# THE TASK:
Please quote every line word for word.

A block of data:
▬▬▬

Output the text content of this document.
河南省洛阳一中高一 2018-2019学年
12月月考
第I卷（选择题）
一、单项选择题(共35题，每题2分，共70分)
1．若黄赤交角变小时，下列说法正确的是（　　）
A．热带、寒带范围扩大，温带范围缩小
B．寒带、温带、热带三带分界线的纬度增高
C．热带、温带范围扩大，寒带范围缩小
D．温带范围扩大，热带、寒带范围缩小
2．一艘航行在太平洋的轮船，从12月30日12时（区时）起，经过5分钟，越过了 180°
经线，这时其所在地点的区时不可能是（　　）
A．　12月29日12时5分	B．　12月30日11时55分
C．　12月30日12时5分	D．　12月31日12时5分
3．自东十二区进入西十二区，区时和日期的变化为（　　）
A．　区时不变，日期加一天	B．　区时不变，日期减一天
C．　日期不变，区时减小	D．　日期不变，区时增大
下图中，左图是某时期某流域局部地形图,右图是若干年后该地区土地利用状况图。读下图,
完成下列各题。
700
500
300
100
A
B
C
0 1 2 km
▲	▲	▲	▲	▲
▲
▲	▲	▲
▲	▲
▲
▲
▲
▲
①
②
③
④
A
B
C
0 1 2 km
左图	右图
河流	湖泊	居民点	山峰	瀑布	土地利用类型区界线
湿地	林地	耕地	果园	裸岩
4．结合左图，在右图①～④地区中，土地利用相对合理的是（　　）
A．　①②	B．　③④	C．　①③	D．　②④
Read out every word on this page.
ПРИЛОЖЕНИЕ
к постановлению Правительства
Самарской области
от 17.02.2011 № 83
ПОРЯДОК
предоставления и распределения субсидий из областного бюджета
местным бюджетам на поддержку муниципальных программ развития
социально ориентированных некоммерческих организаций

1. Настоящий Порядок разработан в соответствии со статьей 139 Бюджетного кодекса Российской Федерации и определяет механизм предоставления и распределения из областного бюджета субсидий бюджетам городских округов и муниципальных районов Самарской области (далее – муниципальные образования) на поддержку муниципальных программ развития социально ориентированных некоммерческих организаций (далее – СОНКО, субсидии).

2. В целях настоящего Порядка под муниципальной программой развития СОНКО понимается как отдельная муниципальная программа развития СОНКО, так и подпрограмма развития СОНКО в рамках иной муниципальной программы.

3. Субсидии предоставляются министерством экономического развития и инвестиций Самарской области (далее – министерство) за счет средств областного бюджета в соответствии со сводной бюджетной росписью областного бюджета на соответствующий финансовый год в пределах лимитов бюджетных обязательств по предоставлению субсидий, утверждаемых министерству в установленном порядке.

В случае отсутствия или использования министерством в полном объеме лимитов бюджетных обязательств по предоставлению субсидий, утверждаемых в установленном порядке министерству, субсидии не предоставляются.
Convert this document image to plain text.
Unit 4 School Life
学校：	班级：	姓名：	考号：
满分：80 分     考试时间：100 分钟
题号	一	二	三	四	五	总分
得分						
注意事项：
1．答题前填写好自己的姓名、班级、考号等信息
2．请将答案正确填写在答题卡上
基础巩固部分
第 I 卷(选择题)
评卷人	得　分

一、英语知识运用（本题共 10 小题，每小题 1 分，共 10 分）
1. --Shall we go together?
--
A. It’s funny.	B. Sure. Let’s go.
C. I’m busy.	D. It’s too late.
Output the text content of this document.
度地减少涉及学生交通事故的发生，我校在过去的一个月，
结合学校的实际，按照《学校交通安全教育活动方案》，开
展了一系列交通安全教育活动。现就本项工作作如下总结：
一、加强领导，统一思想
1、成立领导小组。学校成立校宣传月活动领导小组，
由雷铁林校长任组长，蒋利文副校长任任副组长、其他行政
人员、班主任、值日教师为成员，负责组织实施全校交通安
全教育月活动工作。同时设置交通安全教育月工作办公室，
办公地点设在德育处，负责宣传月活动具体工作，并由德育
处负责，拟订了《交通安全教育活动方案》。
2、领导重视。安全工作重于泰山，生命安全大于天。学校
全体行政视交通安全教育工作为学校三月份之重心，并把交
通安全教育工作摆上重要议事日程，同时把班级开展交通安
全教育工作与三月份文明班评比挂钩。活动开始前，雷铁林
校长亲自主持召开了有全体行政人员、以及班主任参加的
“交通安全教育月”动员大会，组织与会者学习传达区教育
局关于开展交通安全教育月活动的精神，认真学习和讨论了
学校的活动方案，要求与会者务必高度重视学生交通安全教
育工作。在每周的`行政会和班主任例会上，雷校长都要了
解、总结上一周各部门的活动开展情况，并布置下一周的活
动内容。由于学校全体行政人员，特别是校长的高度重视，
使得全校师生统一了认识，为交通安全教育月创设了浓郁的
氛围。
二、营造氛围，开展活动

▬▬▬

# ANSWER TO THE PROBLEM:
Output the text content of this document.
河南省洛阳一中高一 2018-2019学年
12月月考
第I卷（选择题）
一、单项选择题(共35题，每题2分，共70分)
1．若黄赤交角变小时，下列说法正确的是（　　）
A．热带、寒带范围扩大，温带范围缩小
B．寒带、温带、热带三带分界线的纬度增高
C．热带、温带范围扩大，寒带范围缩小
D．温带范围扩大，热带、寒带范围缩小
2．一艘航行在太平洋的轮船，从12月30日12时（区时）起，经过5分钟，越过了 180°
经线，这时其所在地点的区时不可能是（　　）
A．　12月29日12时5分	B．　12月30日11时55分
C．　12月30日12时5分	D．　12月31日12时5分
3．自东十二区进入西十二区，区时和日期的变化为（　　）
A．　区时不变，日期加一天	B．　区时不变，日期减一天
C．　日期不变，区时减小	D．　日期不变，区时增大
下图中，左图是某时期某流域局部地形图,右图是若干年后该地区土地利用状况图。读下图,
完成下列各题。
700
500
300
100
A
B
C
0 1 2 km
▲	▲	▲	▲	▲
▲
▲	▲	▲
▲	▲
▲
▲
▲
▲
①
②
③
④
A
B
C
0 1 2 km
左图	右图
河流	湖泊	居民点	山峰	瀑布	土地利用类型区界线
湿地	林地	耕地	果园	裸岩
4．结合左图，在右图①～④地区中，土地利用相对合理的是（　　）
A．　①②	B．　③④	C．　①③	D．　②④
Read out every word on this page.
ПРИЛОЖЕНИЕ
к постановлению Правительства
Самарской области
от 17.02.2011 № 83
ПОРЯДОК
предоставления и распределения субсидий из областного бюджета
местным бюджетам на поддержку муниципальных программ развития
социально ориентированных некоммерческих организаций

1. Настоящий Порядок разработан в соответствии со статьей 139 Бюджетного кодекса Российской Федерации и определяет механизм предоставления и распределения из областного бюджета субсидий бюджетам городских округов и муниципальных районов Самарской области (далее – муниципальные образования) на поддержку муниципальных программ развития социально ориентированных некоммерческих организаций (далее – СОНКО, субсидии).

2. В целях настоящего Порядка под муниципальной программой развития СОНКО понимается как отдельная муниципальная программа развития СОНКО, так и подпрограмма развития СОНКО в рамках иной муниципальной программы.

3. Субсидии предоставляются министерством экономического развития и инвестиций Самарской области (далее – министерство) за счет средств областного бюджета в соответствии со сводной бюджетной росписью областного бюджета на соответствующий финансовый год в пределах лимитов бюджетных обязательств по предоставлению субсидий, утверждаемых министерству в установленном порядке.

В случае отсутствия или использования министерством в полном объеме лимитов бюджетных обязательств по предоставлению субсидий, утверждаемых в установленном порядке министерству, субсидии не предоставляются.
Convert this document image to plain text.
Unit 4 School Life
学校：	班级：	姓名：	考号：
满分：80 分     考试时间：100 分钟
题号	一	二	三	四	五	总分
得分						
注意事项：
1．答题前填写好自己的姓名、班级、考号等信息
2．请将答案正确填写在答题卡上
基础巩固部分
第 I 卷(选择题)
评卷人	得　分

一、英语知识运用（本题共 10 小题，每小题 1 分，共 10 分）
1. --Shall we go together?
--
A. It’s funny.	B. Sure. Let’s go.
C. I’m busy.	D. It’s too late.
Output the text content of this document.
度地减少涉及学生交通事故的发生，我校在过去的一个月，
结合学校的实际，按照《学校交通安全教育活动方案》，开
展了一系列交通安全教育活动。现就本项工作作如下总结：
一、加强领导，统一思想
1、成立领导小组。学校成立校宣传月活动领导小组，
由雷铁林校长任组长，蒋利文副校长任任副组长、其他行政
人员、班主任、值日教师为成员，负责组织实施全校交通安
全教育月活动工作。同时设置交通安全教育月工作办公室，
办公地点设在德育处，负责宣传月活动具体工作，并由德育
处负责，拟订了《交通安全教育活动方案》。
2、领导重视。安全工作重于泰山，生命安全大于天。学校
全体行政视交通安全教育工作为学校三月份之重心，并把交
通安全教育工作摆上重要议事日程，同时把班级开展交通安
全教育工作与三月份文明班评比挂钩。活动开始前，雷铁林
校长亲自主持召开了有全体行政人员、以及班主任参加的
“交通安全教育月”动员大会，组织与会者学习传达区教育
局关于开展交通安全教育月活动的精神，认真学习和讨论了
学校的活动方案，要求与会者务必高度重视学生交通安全教
育工作。在每周的`行政会和班主任例会上，雷校长都要了
解、总结上一周各部门的活动开展情况，并布置下一周的活
动内容。由于学校全体行政人员，特别是校长的高度重视，
使得全校师生统一了认识，为交通安全教育月创设了浓郁的
氛围。
二、营造氛围，开展活动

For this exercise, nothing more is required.